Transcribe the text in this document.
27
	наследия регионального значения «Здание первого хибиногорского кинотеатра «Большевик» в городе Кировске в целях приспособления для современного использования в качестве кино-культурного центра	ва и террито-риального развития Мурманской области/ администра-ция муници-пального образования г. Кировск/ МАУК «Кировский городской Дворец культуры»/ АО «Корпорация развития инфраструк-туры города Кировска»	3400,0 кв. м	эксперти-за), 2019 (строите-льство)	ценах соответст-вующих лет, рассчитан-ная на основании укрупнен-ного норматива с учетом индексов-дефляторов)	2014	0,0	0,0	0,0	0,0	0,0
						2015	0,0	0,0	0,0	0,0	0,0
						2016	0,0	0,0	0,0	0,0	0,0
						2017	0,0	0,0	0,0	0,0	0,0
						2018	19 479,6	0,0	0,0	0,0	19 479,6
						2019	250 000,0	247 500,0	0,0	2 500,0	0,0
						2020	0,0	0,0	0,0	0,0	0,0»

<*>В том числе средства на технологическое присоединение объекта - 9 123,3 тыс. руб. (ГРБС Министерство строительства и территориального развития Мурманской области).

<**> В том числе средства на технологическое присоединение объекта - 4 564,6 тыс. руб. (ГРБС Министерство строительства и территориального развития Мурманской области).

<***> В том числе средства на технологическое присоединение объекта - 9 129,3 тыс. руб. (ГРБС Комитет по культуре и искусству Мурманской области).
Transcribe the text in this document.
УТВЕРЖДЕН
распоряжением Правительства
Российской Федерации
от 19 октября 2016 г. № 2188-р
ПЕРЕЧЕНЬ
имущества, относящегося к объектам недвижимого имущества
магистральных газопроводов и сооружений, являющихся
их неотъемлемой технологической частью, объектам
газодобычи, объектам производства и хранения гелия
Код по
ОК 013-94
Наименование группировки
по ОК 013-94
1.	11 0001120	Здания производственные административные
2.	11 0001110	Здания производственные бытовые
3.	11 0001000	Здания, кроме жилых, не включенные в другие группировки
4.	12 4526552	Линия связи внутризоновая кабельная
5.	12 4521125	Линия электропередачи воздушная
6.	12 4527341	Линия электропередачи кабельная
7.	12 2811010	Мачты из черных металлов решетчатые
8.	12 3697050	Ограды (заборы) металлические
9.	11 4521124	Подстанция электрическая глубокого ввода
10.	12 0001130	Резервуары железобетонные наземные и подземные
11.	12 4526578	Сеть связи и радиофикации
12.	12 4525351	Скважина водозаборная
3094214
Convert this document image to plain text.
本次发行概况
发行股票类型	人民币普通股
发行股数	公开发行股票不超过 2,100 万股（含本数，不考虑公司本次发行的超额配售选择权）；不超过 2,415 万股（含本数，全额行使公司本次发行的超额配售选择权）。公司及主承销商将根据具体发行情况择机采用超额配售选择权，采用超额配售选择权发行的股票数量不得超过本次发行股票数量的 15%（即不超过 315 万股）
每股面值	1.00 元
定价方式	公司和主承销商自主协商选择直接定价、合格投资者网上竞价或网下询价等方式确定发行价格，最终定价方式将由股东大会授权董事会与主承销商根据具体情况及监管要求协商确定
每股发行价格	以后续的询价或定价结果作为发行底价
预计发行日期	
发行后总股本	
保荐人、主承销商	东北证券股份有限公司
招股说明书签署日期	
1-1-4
==
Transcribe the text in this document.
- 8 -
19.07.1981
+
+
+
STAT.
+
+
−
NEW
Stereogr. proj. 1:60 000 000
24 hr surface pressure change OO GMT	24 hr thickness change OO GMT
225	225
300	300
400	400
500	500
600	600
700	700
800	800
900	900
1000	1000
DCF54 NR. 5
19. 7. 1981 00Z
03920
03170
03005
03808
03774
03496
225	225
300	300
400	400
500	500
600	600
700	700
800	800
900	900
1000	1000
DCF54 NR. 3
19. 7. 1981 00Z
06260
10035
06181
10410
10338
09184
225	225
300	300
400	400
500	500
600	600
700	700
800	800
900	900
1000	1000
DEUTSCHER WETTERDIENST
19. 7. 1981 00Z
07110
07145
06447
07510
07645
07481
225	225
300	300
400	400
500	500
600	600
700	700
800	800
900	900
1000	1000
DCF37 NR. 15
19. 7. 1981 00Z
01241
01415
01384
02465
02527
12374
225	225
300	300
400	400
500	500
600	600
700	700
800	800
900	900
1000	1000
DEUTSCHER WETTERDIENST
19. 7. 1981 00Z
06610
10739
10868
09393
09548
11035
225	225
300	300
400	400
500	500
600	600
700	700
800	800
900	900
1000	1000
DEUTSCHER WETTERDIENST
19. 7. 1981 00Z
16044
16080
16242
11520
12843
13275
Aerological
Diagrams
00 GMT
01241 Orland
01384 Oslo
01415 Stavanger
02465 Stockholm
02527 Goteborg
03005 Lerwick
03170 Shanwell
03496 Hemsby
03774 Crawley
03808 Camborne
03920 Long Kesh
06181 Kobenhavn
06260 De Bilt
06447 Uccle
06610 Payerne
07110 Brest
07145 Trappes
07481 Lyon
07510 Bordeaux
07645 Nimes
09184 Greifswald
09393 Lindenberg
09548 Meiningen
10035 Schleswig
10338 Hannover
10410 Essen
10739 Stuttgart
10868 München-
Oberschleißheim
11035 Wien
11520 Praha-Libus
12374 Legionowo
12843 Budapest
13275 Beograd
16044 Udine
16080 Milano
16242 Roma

_What the task requires_:
Select all lines in the listing that include the word "Министерство".

_Full solution_:
<*>В том числе средства на технологическое присоединение объекта - 9 123,3 тыс. руб. (ГРБС Министерство строительства и территориального развития Мурманской области).
<**> В том числе средства на технологическое присоединение объекта - 4 564,6 тыс. руб. (ГРБС Министерство строительства и территориального развития Мурманской области).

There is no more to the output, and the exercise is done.